▸ EXERCISE
In the listing below, locate the lines bearing the word "content". Copy every one of them.

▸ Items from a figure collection
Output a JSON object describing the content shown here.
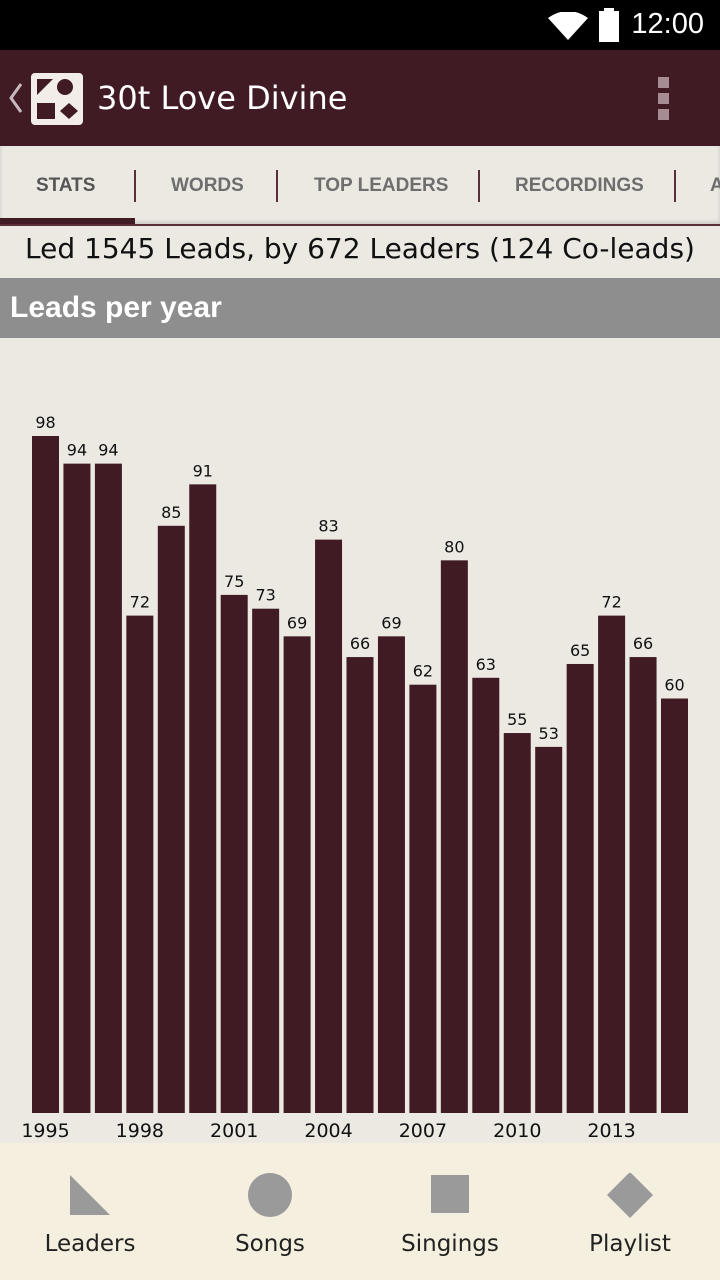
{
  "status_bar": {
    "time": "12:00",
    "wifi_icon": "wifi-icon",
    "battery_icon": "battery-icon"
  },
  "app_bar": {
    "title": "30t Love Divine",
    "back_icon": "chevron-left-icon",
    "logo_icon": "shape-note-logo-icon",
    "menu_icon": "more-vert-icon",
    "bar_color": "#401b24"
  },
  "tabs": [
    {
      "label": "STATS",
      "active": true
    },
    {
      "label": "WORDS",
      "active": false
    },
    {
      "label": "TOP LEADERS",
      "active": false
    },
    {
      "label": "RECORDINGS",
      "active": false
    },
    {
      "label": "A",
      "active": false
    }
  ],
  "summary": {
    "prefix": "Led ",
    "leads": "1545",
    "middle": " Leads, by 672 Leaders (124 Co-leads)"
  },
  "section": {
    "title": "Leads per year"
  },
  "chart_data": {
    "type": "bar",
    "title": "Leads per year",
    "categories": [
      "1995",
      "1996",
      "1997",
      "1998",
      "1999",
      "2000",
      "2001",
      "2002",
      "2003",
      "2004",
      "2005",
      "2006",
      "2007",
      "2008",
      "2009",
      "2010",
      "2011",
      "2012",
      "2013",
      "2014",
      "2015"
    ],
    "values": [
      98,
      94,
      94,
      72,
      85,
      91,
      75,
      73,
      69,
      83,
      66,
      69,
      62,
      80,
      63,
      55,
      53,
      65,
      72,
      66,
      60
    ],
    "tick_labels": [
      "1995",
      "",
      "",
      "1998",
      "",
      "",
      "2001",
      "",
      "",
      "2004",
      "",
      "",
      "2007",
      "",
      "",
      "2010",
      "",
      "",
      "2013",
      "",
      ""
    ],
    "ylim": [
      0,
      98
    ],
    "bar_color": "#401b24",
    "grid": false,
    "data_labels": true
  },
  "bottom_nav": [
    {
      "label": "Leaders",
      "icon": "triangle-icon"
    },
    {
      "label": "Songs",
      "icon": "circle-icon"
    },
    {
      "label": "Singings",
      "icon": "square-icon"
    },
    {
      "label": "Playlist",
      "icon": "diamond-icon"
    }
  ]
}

---

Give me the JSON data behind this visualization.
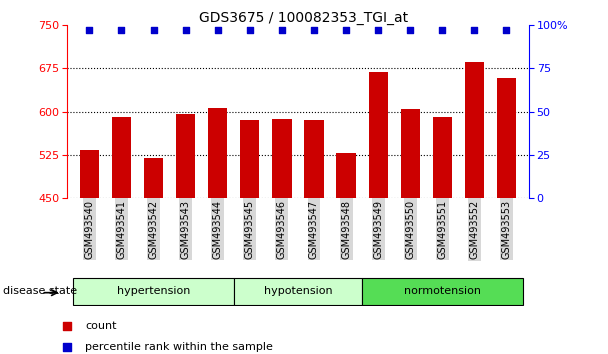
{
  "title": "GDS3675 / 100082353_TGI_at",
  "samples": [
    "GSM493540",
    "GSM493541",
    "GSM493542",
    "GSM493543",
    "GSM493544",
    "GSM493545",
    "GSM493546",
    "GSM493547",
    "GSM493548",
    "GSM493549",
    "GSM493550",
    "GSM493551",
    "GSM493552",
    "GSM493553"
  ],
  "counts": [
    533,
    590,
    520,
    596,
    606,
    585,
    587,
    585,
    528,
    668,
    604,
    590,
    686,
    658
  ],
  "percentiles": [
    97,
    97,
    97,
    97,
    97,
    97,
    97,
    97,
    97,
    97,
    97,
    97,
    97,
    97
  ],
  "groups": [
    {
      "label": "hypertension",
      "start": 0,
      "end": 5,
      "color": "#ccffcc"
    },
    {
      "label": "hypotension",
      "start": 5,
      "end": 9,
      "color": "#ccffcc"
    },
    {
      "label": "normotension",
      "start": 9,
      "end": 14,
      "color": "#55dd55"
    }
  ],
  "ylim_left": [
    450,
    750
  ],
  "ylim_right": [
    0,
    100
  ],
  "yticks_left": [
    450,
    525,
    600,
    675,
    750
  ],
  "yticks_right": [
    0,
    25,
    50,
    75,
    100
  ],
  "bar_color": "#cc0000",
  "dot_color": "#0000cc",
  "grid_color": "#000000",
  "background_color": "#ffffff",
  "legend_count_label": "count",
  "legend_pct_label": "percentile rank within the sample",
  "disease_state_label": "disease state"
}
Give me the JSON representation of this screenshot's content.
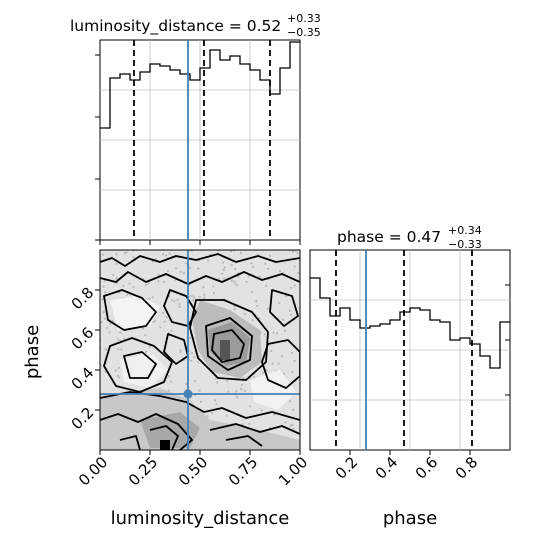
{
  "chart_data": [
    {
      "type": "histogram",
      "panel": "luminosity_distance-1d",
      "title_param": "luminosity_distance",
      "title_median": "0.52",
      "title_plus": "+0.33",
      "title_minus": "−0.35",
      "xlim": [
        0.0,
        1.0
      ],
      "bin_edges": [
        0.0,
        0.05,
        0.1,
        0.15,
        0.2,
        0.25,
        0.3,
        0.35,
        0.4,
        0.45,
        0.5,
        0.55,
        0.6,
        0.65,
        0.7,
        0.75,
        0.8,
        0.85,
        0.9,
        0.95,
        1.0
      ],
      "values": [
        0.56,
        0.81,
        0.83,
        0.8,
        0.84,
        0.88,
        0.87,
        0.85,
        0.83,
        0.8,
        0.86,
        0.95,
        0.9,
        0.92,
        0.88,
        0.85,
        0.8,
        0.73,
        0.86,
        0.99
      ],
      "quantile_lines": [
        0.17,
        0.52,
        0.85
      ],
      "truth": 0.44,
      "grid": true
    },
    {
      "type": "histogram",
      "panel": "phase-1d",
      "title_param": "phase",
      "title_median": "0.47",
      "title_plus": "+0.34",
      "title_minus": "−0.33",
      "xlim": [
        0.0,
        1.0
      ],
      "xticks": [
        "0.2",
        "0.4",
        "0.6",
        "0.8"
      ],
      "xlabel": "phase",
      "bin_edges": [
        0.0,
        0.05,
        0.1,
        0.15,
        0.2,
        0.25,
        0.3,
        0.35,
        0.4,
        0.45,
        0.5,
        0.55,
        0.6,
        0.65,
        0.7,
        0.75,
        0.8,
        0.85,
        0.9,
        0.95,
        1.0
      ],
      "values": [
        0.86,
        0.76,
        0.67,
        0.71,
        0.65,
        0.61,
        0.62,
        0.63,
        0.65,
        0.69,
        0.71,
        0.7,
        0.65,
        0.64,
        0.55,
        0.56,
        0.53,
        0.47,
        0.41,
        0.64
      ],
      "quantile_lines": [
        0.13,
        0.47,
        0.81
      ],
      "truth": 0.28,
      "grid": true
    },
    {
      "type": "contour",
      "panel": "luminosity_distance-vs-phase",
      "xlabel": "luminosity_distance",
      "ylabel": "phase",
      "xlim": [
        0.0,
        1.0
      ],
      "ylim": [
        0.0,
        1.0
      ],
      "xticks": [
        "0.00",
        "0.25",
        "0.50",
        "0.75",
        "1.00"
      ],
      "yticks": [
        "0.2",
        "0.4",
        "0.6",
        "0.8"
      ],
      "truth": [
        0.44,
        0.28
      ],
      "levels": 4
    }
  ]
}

▸ CORRECT OUTPUT
Output a JSON object describing the content shown here.
Give me the JSON representation of this screenshot's content.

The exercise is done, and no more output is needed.